| OBJECTIVE |
From the data that follows, report how many lines hold the string "JSON", giving only the number.

-- BEGIN --

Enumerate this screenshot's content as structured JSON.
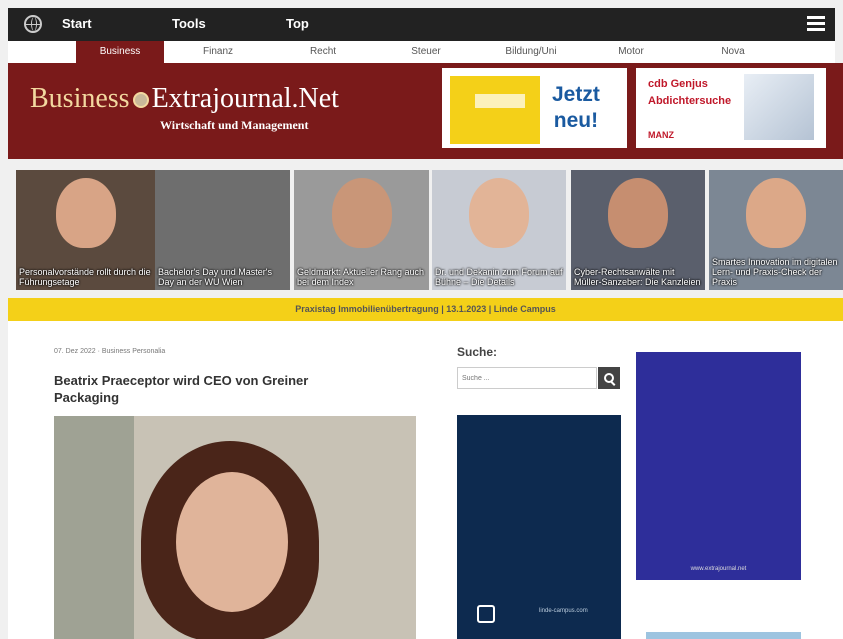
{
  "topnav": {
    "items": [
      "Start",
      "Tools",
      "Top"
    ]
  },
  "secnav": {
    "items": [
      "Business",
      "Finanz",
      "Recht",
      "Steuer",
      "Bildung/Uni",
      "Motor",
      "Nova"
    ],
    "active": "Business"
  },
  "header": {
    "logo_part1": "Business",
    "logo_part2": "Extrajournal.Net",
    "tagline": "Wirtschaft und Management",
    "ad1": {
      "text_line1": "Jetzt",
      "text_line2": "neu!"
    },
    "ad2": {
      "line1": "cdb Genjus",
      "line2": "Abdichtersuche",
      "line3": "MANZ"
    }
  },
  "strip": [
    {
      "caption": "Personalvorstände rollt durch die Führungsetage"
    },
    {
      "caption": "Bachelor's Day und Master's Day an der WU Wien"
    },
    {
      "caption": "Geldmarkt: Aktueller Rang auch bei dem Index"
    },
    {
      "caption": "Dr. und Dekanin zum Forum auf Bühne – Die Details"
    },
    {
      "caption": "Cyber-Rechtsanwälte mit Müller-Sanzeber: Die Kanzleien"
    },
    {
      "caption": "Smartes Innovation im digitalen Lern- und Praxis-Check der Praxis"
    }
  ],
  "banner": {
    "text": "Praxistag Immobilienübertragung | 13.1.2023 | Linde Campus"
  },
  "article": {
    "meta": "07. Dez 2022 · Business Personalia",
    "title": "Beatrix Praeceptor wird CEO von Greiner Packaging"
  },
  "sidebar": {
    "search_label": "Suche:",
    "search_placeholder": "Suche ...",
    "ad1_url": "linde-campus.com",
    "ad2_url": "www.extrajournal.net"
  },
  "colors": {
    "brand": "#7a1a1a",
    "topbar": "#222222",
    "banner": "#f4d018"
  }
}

-- END --
-- BEGIN --

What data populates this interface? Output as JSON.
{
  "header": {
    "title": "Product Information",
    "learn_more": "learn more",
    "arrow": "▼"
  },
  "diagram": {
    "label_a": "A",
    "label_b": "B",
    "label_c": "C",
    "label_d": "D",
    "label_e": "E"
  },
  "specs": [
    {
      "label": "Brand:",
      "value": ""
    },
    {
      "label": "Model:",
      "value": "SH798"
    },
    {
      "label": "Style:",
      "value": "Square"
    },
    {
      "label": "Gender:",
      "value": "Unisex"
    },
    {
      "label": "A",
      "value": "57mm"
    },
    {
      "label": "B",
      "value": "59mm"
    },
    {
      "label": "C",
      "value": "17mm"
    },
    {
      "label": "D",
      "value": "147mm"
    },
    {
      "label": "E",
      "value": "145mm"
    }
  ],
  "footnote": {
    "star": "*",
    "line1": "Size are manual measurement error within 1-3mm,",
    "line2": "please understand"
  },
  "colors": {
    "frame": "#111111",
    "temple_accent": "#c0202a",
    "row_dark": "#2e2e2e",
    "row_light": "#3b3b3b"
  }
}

-- END --

| REPLY TO THE TASK |
2